◆ **Task directions**: Using the data below, gather each line that includes the word "base".

◆ **Records shown**:
• • • • • • •
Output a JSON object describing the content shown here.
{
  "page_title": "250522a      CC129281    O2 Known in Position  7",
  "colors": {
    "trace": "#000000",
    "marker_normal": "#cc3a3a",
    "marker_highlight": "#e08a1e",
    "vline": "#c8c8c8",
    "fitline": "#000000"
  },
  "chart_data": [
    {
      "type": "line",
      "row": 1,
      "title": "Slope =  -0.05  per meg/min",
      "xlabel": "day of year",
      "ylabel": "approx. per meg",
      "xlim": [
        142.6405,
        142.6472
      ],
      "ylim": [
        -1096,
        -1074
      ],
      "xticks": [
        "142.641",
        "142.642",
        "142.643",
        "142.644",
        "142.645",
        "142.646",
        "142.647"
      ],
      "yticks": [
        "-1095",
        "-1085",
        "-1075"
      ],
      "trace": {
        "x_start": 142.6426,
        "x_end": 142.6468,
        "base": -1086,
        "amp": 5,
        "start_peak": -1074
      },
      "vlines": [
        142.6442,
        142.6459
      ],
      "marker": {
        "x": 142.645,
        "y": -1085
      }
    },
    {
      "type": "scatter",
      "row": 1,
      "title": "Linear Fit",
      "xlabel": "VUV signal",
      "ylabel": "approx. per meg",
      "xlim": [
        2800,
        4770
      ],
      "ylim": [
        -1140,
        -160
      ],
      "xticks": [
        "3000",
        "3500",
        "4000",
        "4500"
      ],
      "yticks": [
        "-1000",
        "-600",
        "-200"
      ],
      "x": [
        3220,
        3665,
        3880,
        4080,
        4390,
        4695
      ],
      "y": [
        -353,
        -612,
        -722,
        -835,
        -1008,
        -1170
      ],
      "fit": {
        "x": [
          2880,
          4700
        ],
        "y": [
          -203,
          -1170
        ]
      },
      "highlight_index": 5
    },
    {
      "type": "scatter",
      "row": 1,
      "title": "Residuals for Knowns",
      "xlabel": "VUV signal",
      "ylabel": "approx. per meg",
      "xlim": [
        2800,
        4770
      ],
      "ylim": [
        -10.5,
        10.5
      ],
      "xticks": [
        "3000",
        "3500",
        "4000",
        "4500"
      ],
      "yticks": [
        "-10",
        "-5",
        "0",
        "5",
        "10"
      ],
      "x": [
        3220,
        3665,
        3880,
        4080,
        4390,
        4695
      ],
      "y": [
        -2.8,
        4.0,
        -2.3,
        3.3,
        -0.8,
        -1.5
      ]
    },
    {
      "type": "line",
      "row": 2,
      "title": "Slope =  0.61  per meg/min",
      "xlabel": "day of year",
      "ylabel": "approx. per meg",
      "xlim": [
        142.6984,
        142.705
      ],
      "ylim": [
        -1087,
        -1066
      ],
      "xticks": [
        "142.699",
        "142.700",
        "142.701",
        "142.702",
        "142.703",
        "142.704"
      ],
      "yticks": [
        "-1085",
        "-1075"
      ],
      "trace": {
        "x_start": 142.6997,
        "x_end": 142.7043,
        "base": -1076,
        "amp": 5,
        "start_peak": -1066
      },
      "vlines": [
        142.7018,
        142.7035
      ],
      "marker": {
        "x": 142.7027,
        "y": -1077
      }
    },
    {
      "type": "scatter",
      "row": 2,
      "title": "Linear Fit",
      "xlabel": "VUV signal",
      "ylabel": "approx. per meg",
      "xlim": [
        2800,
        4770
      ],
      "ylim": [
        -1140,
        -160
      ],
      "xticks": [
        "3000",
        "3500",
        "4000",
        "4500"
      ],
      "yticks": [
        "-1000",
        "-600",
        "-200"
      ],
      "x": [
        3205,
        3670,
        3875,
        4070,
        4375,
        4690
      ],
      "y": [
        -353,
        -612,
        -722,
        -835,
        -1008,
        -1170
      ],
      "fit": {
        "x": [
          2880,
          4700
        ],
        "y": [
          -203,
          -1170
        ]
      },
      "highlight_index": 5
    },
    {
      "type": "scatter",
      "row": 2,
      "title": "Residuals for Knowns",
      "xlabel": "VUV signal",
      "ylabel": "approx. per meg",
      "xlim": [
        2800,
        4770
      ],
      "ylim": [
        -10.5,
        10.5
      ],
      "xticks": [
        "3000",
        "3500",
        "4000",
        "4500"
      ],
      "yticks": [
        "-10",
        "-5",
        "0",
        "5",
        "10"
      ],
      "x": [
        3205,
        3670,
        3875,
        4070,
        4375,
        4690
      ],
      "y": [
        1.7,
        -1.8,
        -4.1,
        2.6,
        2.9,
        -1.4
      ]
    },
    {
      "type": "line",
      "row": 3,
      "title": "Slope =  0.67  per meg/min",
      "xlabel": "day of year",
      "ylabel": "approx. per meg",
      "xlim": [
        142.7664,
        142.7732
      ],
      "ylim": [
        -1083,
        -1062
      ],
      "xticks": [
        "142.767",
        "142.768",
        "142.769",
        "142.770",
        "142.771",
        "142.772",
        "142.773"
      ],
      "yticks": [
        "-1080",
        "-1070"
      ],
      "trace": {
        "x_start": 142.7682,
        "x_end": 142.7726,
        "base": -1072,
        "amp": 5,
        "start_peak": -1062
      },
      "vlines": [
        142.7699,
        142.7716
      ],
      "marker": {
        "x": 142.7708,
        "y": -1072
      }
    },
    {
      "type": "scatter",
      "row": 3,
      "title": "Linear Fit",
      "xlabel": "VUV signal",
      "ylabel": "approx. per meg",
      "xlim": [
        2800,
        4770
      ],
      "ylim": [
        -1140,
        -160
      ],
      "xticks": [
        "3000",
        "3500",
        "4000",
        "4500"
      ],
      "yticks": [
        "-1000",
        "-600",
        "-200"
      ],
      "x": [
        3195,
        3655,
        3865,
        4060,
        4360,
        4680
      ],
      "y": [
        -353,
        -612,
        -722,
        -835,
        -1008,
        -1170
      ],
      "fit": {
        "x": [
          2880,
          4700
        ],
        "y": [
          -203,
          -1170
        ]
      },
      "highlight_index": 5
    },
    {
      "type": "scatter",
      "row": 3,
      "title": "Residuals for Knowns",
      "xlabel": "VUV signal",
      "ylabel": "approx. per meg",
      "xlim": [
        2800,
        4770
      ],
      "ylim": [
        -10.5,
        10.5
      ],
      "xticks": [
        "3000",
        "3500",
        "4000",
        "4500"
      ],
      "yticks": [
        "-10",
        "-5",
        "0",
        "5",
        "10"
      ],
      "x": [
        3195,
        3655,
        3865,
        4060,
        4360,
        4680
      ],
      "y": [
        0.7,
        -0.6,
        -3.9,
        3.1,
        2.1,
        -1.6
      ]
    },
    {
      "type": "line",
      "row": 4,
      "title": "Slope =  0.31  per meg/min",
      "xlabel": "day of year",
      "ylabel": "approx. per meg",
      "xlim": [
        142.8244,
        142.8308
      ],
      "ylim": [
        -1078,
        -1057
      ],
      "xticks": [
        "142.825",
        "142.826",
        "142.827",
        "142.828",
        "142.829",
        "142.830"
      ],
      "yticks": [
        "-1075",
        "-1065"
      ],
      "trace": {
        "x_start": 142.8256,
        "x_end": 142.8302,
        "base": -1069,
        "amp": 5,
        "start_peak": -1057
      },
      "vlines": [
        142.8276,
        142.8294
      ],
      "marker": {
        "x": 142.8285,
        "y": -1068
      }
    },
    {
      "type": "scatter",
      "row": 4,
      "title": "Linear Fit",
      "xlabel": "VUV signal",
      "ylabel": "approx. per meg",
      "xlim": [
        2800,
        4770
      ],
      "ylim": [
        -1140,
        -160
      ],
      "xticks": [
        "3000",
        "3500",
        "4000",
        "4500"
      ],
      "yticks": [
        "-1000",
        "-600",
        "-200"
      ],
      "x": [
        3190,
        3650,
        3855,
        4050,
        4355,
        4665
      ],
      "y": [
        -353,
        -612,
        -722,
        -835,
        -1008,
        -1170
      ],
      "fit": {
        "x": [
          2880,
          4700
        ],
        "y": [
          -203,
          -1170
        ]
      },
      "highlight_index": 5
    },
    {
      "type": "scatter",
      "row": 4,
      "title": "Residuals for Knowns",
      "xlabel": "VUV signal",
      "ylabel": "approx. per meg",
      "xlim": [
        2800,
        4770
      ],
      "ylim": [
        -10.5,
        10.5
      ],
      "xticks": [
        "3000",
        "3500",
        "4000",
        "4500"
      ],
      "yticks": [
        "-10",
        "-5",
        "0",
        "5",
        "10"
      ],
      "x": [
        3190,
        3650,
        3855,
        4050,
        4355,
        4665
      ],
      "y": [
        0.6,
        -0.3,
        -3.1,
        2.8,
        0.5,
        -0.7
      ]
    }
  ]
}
• • • • • • •
◆ **Result for this task**:
        "base": -1086,
        "base": -1076,
        "base": -1072,
        "base": -1069,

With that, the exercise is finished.